_Work instructions_
Copy all records verbatim.

══ Material supplied ══

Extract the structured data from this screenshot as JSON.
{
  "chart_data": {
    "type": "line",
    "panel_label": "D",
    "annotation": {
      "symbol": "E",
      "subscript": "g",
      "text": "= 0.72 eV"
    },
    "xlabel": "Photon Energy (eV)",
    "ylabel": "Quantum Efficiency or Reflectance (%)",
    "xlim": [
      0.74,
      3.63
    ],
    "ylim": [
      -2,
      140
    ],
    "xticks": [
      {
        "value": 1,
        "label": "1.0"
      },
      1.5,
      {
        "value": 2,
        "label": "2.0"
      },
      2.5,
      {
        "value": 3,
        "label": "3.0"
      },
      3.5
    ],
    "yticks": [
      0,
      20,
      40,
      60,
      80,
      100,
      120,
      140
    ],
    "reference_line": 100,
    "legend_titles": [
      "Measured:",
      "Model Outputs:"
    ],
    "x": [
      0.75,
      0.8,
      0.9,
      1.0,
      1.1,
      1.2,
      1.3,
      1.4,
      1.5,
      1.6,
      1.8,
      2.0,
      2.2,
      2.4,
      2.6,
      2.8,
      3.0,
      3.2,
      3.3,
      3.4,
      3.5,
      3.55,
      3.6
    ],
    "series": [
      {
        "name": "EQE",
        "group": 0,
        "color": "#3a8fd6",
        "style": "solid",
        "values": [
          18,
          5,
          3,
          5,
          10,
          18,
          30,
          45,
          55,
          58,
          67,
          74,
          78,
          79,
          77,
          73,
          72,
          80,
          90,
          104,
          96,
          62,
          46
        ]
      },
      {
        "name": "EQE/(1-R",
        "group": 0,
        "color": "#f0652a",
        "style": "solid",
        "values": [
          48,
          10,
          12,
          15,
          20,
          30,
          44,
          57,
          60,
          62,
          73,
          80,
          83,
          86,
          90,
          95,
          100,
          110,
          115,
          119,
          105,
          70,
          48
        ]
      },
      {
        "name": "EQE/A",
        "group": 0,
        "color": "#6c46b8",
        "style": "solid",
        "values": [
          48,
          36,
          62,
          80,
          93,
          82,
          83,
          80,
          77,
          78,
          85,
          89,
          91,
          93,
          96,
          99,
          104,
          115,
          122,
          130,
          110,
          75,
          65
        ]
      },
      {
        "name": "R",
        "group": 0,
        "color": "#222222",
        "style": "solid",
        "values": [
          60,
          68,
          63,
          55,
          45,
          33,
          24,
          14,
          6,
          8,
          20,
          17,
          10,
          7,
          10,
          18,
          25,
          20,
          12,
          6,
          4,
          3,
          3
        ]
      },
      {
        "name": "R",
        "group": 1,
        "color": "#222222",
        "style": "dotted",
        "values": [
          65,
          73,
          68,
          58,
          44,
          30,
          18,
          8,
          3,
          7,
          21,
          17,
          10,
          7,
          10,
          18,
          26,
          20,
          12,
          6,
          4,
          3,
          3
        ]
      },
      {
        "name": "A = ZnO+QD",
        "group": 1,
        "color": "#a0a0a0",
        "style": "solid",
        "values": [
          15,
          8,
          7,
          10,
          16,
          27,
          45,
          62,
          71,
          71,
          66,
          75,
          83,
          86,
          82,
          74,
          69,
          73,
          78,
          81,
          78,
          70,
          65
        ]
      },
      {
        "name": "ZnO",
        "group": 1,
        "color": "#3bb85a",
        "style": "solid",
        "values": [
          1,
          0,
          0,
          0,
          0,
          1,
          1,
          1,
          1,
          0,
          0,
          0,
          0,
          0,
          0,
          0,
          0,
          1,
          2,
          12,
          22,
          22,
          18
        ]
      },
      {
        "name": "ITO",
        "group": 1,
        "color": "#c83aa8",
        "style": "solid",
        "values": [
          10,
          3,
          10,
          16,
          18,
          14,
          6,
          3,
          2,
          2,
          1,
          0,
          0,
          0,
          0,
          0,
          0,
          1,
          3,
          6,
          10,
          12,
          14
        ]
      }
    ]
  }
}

═══

_Complete answer_
Extract the structured data from this screenshot as JSON.
{
  "chart_data": {
    "type": "line",
    "panel_label": "D",
    "annotation": {
      "symbol": "E",
      "subscript": "g",
      "text": "= 0.72 eV"
    },
    "xlabel": "Photon Energy (eV)",
    "ylabel": "Quantum Efficiency or Reflectance (%)",
    "xlim": [
      0.74,
      3.63
    ],
    "ylim": [
      -2,
      140
    ],
    "xticks": [
      {
        "value": 1,
        "label": "1.0"
      },
      1.5,
      {
        "value": 2,
        "label": "2.0"
      },
      2.5,
      {
        "value": 3,
        "label": "3.0"
      },
      3.5
    ],
    "yticks": [
      0,
      20,
      40,
      60,
      80,
      100,
      120,
      140
    ],
    "reference_line": 100,
    "legend_titles": [
      "Measured:",
      "Model Outputs:"
    ],
    "x": [
      0.75,
      0.8,
      0.9,
      1.0,
      1.1,
      1.2,
      1.3,
      1.4,
      1.5,
      1.6,
      1.8,
      2.0,
      2.2,
      2.4,
      2.6,
      2.8,
      3.0,
      3.2,
      3.3,
      3.4,
      3.5,
      3.55,
      3.6
    ],
    "series": [
      {
        "name": "EQE",
        "group": 0,
        "color": "#3a8fd6",
        "style": "solid",
        "values": [
          18,
          5,
          3,
          5,
          10,
          18,
          30,
          45,
          55,
          58,
          67,
          74,
          78,
          79,
          77,
          73,
          72,
          80,
          90,
          104,
          96,
          62,
          46
        ]
      },
      {
        "name": "EQE/(1-R",
        "group": 0,
        "color": "#f0652a",
        "style": "solid",
        "values": [
          48,
          10,
          12,
          15,
          20,
          30,
          44,
          57,
          60,
          62,
          73,
          80,
          83,
          86,
          90,
          95,
          100,
          110,
          115,
          119,
          105,
          70,
          48
        ]
      },
      {
        "name": "EQE/A",
        "group": 0,
        "color": "#6c46b8",
        "style": "solid",
        "values": [
          48,
          36,
          62,
          80,
          93,
          82,
          83,
          80,
          77,
          78,
          85,
          89,
          91,
          93,
          96,
          99,
          104,
          115,
          122,
          130,
          110,
          75,
          65
        ]
      },
      {
        "name": "R",
        "group": 0,
        "color": "#222222",
        "style": "solid",
        "values": [
          60,
          68,
          63,
          55,
          45,
          33,
          24,
          14,
          6,
          8,
          20,
          17,
          10,
          7,
          10,
          18,
          25,
          20,
          12,
          6,
          4,
          3,
          3
        ]
      },
      {
        "name": "R",
        "group": 1,
        "color": "#222222",
        "style": "dotted",
        "values": [
          65,
          73,
          68,
          58,
          44,
          30,
          18,
          8,
          3,
          7,
          21,
          17,
          10,
          7,
          10,
          18,
          26,
          20,
          12,
          6,
          4,
          3,
          3
        ]
      },
      {
        "name": "A = ZnO+QD",
        "group": 1,
        "color": "#a0a0a0",
        "style": "solid",
        "values": [
          15,
          8,
          7,
          10,
          16,
          27,
          45,
          62,
          71,
          71,
          66,
          75,
          83,
          86,
          82,
          74,
          69,
          73,
          78,
          81,
          78,
          70,
          65
        ]
      },
      {
        "name": "ZnO",
        "group": 1,
        "color": "#3bb85a",
        "style": "solid",
        "values": [
          1,
          0,
          0,
          0,
          0,
          1,
          1,
          1,
          1,
          0,
          0,
          0,
          0,
          0,
          0,
          0,
          0,
          1,
          2,
          12,
          22,
          22,
          18
        ]
      },
      {
        "name": "ITO",
        "group": 1,
        "color": "#c83aa8",
        "style": "solid",
        "values": [
          10,
          3,
          10,
          16,
          18,
          14,
          6,
          3,
          2,
          2,
          1,
          0,
          0,
          0,
          0,
          0,
          0,
          1,
          3,
          6,
          10,
          12,
          14
        ]
      }
    ]
  }
}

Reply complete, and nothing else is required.